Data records
>>>>>

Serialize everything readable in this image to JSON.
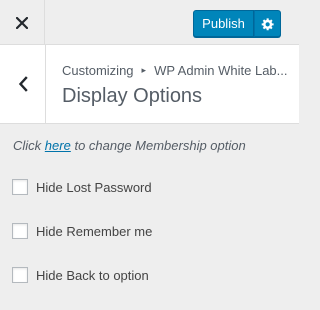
{
  "header": {
    "publish_label": "Publish"
  },
  "section": {
    "breadcrumb_root": "Customizing",
    "breadcrumb_separator": "▸",
    "breadcrumb_current": "WP Admin White Lab...",
    "title": "Display Options"
  },
  "note": {
    "prefix": "Click",
    "link_text": "here",
    "suffix": "to change Membership option"
  },
  "options": [
    {
      "label": "Hide Lost Password",
      "checked": false
    },
    {
      "label": "Hide Remember me",
      "checked": false
    },
    {
      "label": "Hide Back to option",
      "checked": false
    }
  ],
  "colors": {
    "accent": "#0085ba",
    "link": "#0073aa",
    "panel_bg": "#eeeeee"
  }
}
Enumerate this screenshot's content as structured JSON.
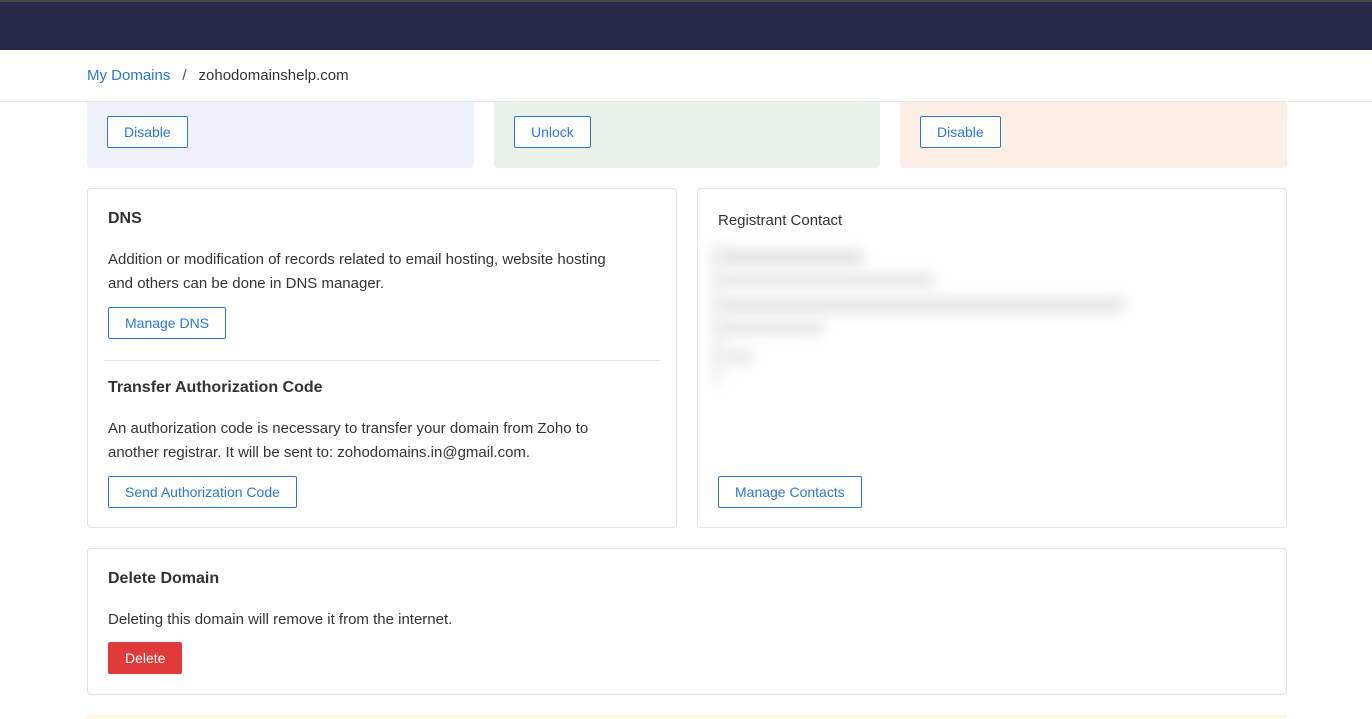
{
  "breadcrumb": {
    "root_label": "My Domains",
    "separator": "/",
    "current": "zohodomainshelp.com"
  },
  "top_cards": [
    {
      "button_label": "Disable",
      "bg": "#eff1fd"
    },
    {
      "button_label": "Unlock",
      "bg": "#e9f2e8"
    },
    {
      "button_label": "Disable",
      "bg": "#fdeee6"
    }
  ],
  "dns": {
    "title": "DNS",
    "description_line1": "Addition or modification of records related to email hosting, website hosting",
    "description_line2": "and others can be done in DNS manager.",
    "button_label": "Manage DNS"
  },
  "transfer": {
    "title": "Transfer Authorization Code",
    "description_line1": "An authorization code is necessary to transfer your domain from Zoho to",
    "description_line2": "another registrar. It will be sent to: zohodomains.in@gmail.com.",
    "button_label": "Send Authorization Code"
  },
  "registrant": {
    "title": "Registrant Contact",
    "button_label": "Manage Contacts"
  },
  "delete_domain": {
    "title": "Delete Domain",
    "description": "Deleting this domain will remove it from the internet.",
    "button_label": "Delete"
  },
  "colors": {
    "topbar": "#252a48",
    "link": "#2a78d6",
    "danger": "#e03a3a"
  }
}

<<<<<

## SHORT EXERCISE
Return verbatim every line from the line containing "Enumerate this screenshot's" to the last line of the entries above, inclusive, and leave out the pictures.

## FULL ANSWER
Enumerate this screenshot's content as structured JSON.
{
  "breadcrumb": {
    "root_label": "My Domains",
    "separator": "/",
    "current": "zohodomainshelp.com"
  },
  "top_cards": [
    {
      "button_label": "Disable",
      "bg": "#eff1fd"
    },
    {
      "button_label": "Unlock",
      "bg": "#e9f2e8"
    },
    {
      "button_label": "Disable",
      "bg": "#fdeee6"
    }
  ],
  "dns": {
    "title": "DNS",
    "description_line1": "Addition or modification of records related to email hosting, website hosting",
    "description_line2": "and others can be done in DNS manager.",
    "button_label": "Manage DNS"
  },
  "transfer": {
    "title": "Transfer Authorization Code",
    "description_line1": "An authorization code is necessary to transfer your domain from Zoho to",
    "description_line2": "another registrar. It will be sent to: zohodomains.in@gmail.com.",
    "button_label": "Send Authorization Code"
  },
  "registrant": {
    "title": "Registrant Contact",
    "button_label": "Manage Contacts"
  },
  "delete_domain": {
    "title": "Delete Domain",
    "description": "Deleting this domain will remove it from the internet.",
    "button_label": "Delete"
  },
  "colors": {
    "topbar": "#252a48",
    "link": "#2a78d6",
    "danger": "#e03a3a"
  }
}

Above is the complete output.